CHALLENGE: Without the pictures, copy all the entries below exactly.

SOURCE MATERIAL:

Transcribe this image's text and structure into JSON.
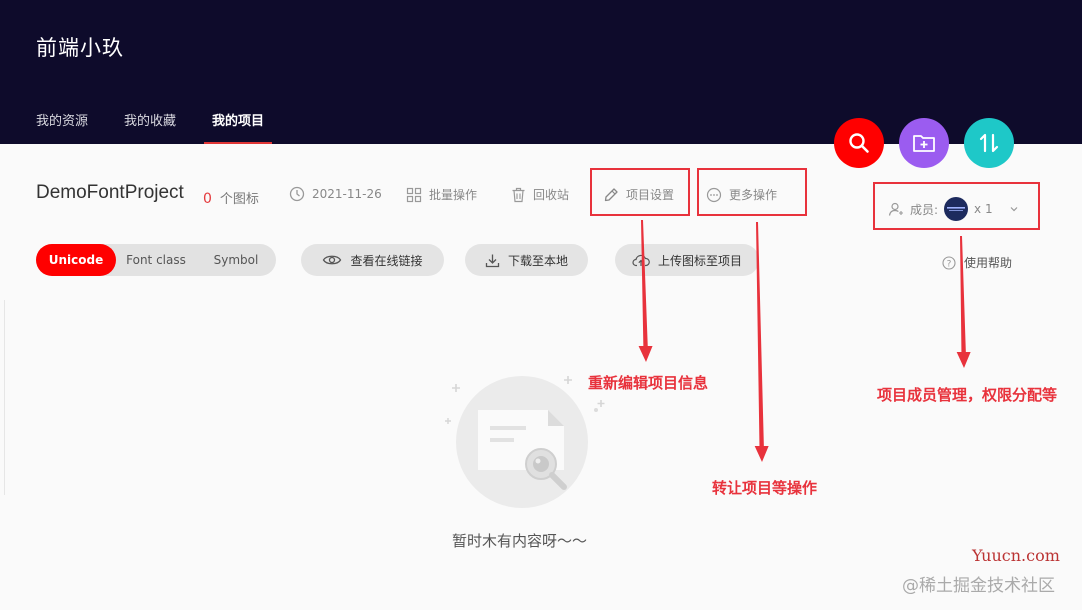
{
  "site": {
    "title": "前端小玖"
  },
  "nav": {
    "tabs": [
      {
        "label": "我的资源"
      },
      {
        "label": "我的收藏"
      },
      {
        "label": "我的项目",
        "active": true
      }
    ]
  },
  "actions": {
    "search_icon": "search-icon",
    "add_folder_icon": "folder-add-icon",
    "sort_icon": "sort-icon"
  },
  "project": {
    "name": "DemoFontProject",
    "icon_count": "0",
    "icon_count_label": "个图标",
    "date": "2021-11-26",
    "batch_label": "批量操作",
    "trash_label": "回收站",
    "settings_label": "项目设置",
    "more_label": "更多操作"
  },
  "members": {
    "label": "成员:",
    "count": "x 1"
  },
  "help": {
    "label": "使用帮助"
  },
  "format_tabs": [
    {
      "label": "Unicode",
      "active": true
    },
    {
      "label": "Font class"
    },
    {
      "label": "Symbol"
    }
  ],
  "buttons": {
    "view_link": "查看在线链接",
    "download": "下载至本地",
    "upload": "上传图标至项目"
  },
  "annotations": {
    "settings": "重新编辑项目信息",
    "more": "转让项目等操作",
    "members": "项目成员管理，权限分配等"
  },
  "empty": {
    "text": "暂时木有内容呀～～"
  },
  "watermark": {
    "line1": "Yuucn.com",
    "line2": "@稀土掘金技术社区"
  },
  "colors": {
    "header_bg": "#0e0b2b",
    "accent": "#ff0000",
    "search_fab": "#ff0000",
    "folder_fab": "#9b5cf0",
    "sort_fab": "#1ec8c8",
    "annotation": "#e8323c"
  }
}
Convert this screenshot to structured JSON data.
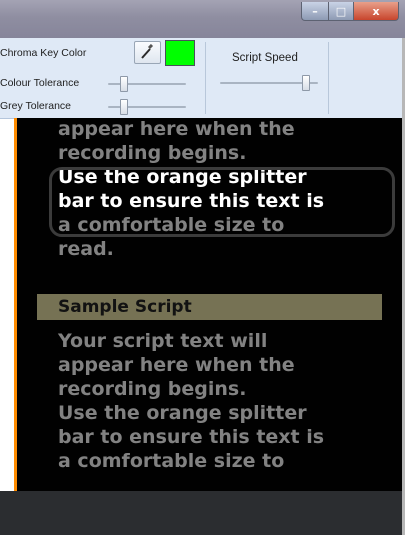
{
  "window": {
    "minimize_symbol": "–",
    "maximize_symbol": "□",
    "close_symbol": "x"
  },
  "toolbar": {
    "chroma_key_label": "Chroma Key Color",
    "chroma_key_color": "#00ff00",
    "colour_tolerance_label": "Colour Tolerance",
    "colour_tolerance_value": 0.2,
    "grey_tolerance_label": "Grey Tolerance",
    "grey_tolerance_value": 0.2,
    "script_speed_label": "Script Speed",
    "script_speed_value": 0.88
  },
  "script": {
    "top_partial_line": "appear here when the",
    "before_lines": [
      "recording begins."
    ],
    "highlight_lines": [
      "Use the orange splitter",
      "bar to ensure this text is"
    ],
    "after_lines": [
      "a comfortable size to",
      "read."
    ],
    "section_title": "Sample Script",
    "body_lines": [
      "Your script text will",
      "appear here when the",
      "recording begins.",
      "Use the orange splitter",
      "bar to ensure this text is",
      "a comfortable size to"
    ]
  },
  "colors": {
    "splitter": "#ff8c00",
    "section_bar": "#767254",
    "dim_text": "#828282",
    "highlight_text": "#ffffff"
  }
}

EXERCISE SOLUTION:
Transcribe this image's text and structure into JSON.
{
  "site": {
    "title": "前端小玖"
  },
  "nav": {
    "tabs": [
      {
        "label": "我的资源"
      },
      {
        "label": "我的收藏"
      },
      {
        "label": "我的项目",
        "active": true
      }
    ]
  },
  "actions": {
    "search_icon": "search-icon",
    "add_folder_icon": "folder-add-icon",
    "sort_icon": "sort-icon"
  },
  "project": {
    "name": "DemoFontProject",
    "icon_count": "0",
    "icon_count_label": "个图标",
    "date": "2021-11-26",
    "batch_label": "批量操作",
    "trash_label": "回收站",
    "settings_label": "项目设置",
    "more_label": "更多操作"
  },
  "members": {
    "label": "成员:",
    "count": "x 1"
  },
  "help": {
    "label": "使用帮助"
  },
  "format_tabs": [
    {
      "label": "Unicode",
      "active": true
    },
    {
      "label": "Font class"
    },
    {
      "label": "Symbol"
    }
  ],
  "buttons": {
    "view_link": "查看在线链接",
    "download": "下载至本地",
    "upload": "上传图标至项目"
  },
  "annotations": {
    "settings": "重新编辑项目信息",
    "more": "转让项目等操作",
    "members": "项目成员管理，权限分配等"
  },
  "empty": {
    "text": "暂时木有内容呀～～"
  },
  "watermark": {
    "line1": "Yuucn.com",
    "line2": "@稀土掘金技术社区"
  },
  "colors": {
    "header_bg": "#0e0b2b",
    "accent": "#ff0000",
    "search_fab": "#ff0000",
    "folder_fab": "#9b5cf0",
    "sort_fab": "#1ec8c8",
    "annotation": "#e8323c"
  }
}
Convert this screenshot to structured JSON data.
{
  "window": {
    "minimize_symbol": "–",
    "maximize_symbol": "□",
    "close_symbol": "x"
  },
  "toolbar": {
    "chroma_key_label": "Chroma Key Color",
    "chroma_key_color": "#00ff00",
    "colour_tolerance_label": "Colour Tolerance",
    "colour_tolerance_value": 0.2,
    "grey_tolerance_label": "Grey Tolerance",
    "grey_tolerance_value": 0.2,
    "script_speed_label": "Script Speed",
    "script_speed_value": 0.88
  },
  "script": {
    "top_partial_line": "appear here when the",
    "before_lines": [
      "recording begins."
    ],
    "highlight_lines": [
      "Use the orange splitter",
      "bar to ensure this text is"
    ],
    "after_lines": [
      "a comfortable size to",
      "read."
    ],
    "section_title": "Sample Script",
    "body_lines": [
      "Your script text will",
      "appear here when the",
      "recording begins.",
      "Use the orange splitter",
      "bar to ensure this text is",
      "a comfortable size to"
    ]
  },
  "colors": {
    "splitter": "#ff8c00",
    "section_bar": "#767254",
    "dim_text": "#828282",
    "highlight_text": "#ffffff"
  }
}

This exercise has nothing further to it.